* **Your goal**: Pick out every line holding the string "katta" and copy it.

* **Dataset rows**:
--------------------

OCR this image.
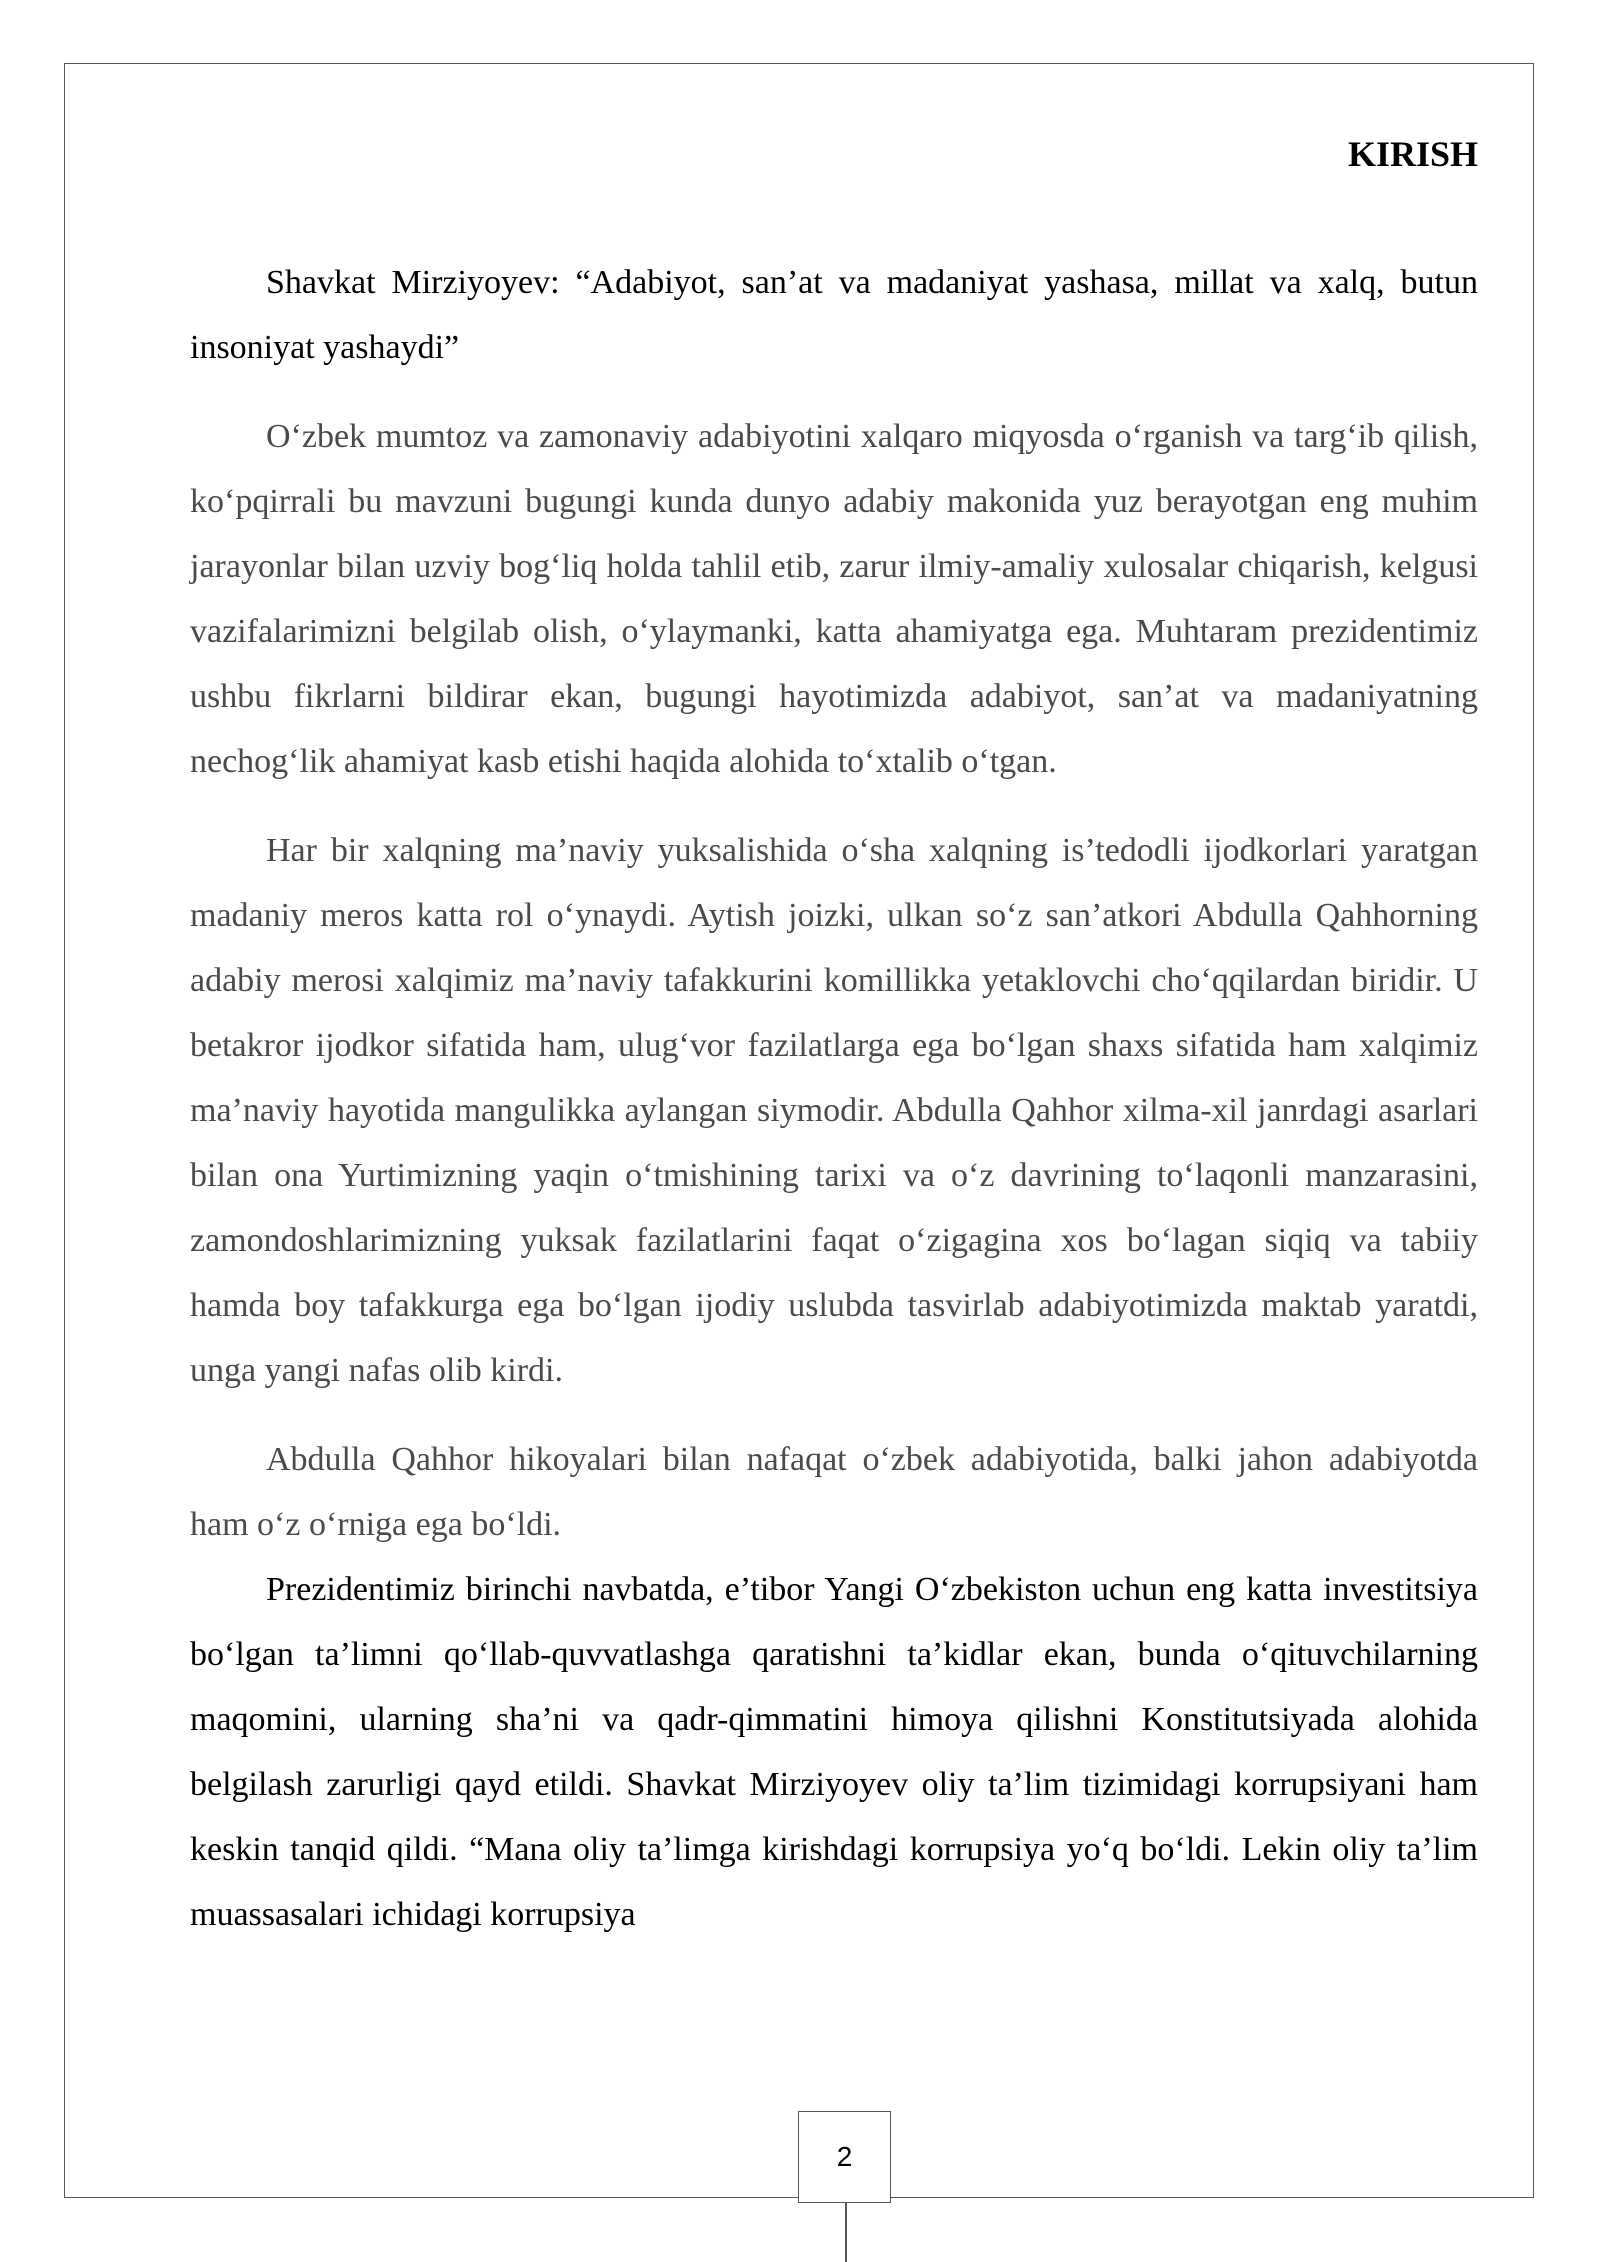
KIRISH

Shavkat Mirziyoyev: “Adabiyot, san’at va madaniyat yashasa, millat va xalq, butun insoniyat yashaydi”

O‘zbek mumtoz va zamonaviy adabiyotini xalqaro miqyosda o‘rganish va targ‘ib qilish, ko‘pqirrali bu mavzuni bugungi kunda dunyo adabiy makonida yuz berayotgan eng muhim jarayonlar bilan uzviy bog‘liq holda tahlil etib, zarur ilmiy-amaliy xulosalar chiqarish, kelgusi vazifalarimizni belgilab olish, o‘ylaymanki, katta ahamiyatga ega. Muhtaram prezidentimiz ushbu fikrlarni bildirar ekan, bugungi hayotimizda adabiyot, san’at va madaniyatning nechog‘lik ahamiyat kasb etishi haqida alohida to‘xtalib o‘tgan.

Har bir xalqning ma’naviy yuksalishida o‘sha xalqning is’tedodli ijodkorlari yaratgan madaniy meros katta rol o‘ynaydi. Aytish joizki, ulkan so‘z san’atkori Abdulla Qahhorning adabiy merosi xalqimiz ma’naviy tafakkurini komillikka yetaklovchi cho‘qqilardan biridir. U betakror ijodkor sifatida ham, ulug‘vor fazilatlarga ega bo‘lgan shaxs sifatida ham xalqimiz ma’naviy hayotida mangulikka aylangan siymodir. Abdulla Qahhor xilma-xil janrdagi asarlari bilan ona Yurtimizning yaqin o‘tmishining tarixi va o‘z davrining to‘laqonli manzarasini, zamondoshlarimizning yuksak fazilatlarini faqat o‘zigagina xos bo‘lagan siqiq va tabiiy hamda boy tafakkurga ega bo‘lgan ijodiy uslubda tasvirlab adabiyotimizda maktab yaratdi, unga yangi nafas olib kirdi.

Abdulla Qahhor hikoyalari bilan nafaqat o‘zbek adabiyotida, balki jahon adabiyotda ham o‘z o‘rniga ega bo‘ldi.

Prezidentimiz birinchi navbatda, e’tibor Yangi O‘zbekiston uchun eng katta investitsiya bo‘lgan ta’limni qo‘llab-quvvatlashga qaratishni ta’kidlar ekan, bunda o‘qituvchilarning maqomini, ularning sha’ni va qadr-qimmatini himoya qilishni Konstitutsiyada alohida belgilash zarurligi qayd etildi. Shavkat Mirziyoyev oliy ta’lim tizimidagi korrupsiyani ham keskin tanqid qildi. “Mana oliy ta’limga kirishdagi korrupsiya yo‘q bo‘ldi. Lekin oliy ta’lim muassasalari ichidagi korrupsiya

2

--------------------

* **Solution to the problem**:
O‘zbek mumtoz va zamonaviy adabiyotini xalqaro miqyosda o‘rganish va targ‘ib qilish, ko‘pqirrali bu mavzuni bugungi kunda dunyo adabiy makonida yuz berayotgan eng muhim jarayonlar bilan uzviy bog‘liq holda tahlil etib, zarur ilmiy-amaliy xulosalar chiqarish, kelgusi vazifalarimizni belgilab olish, o‘ylaymanki, katta ahamiyatga ega. Muhtaram prezidentimiz ushbu fikrlarni bildirar ekan, bugungi hayotimizda adabiyot, san’at va madaniyatning nechog‘lik ahamiyat kasb etishi haqida alohida to‘xtalib o‘tgan.
Har bir xalqning ma’naviy yuksalishida o‘sha xalqning is’tedodli ijodkorlari yaratgan madaniy meros katta rol o‘ynaydi. Aytish joizki, ulkan so‘z san’atkori Abdulla Qahhorning adabiy merosi xalqimiz ma’naviy tafakkurini komillikka yetaklovchi cho‘qqilardan biridir. U betakror ijodkor sifatida ham, ulug‘vor fazilatlarga ega bo‘lgan shaxs sifatida ham xalqimiz ma’naviy hayotida mangulikka aylangan siymodir. Abdulla Qahhor xilma-xil janrdagi asarlari bilan ona Yurtimizning yaqin o‘tmishining tarixi va o‘z davrining to‘laqonli manzarasini, zamondoshlarimizning yuksak fazilatlarini faqat o‘zigagina xos bo‘lagan siqiq va tabiiy hamda boy tafakkurga ega bo‘lgan ijodiy uslubda tasvirlab adabiyotimizda maktab yaratdi, unga yangi nafas olib kirdi.
Prezidentimiz birinchi navbatda, e’tibor Yangi O‘zbekiston uchun eng katta investitsiya bo‘lgan ta’limni qo‘llab-quvvatlashga qaratishni ta’kidlar ekan, bunda o‘qituvchilarning maqomini, ularning sha’ni va qadr-qimmatini himoya qilishni Konstitutsiyada alohida belgilash zarurligi qayd etildi. Shavkat Mirziyoyev oliy ta’lim tizimidagi korrupsiyani ham keskin tanqid qildi. “Mana oliy ta’limga kirishdagi korrupsiya yo‘q bo‘ldi. Lekin oliy ta’lim muassasalari ichidagi korrupsiya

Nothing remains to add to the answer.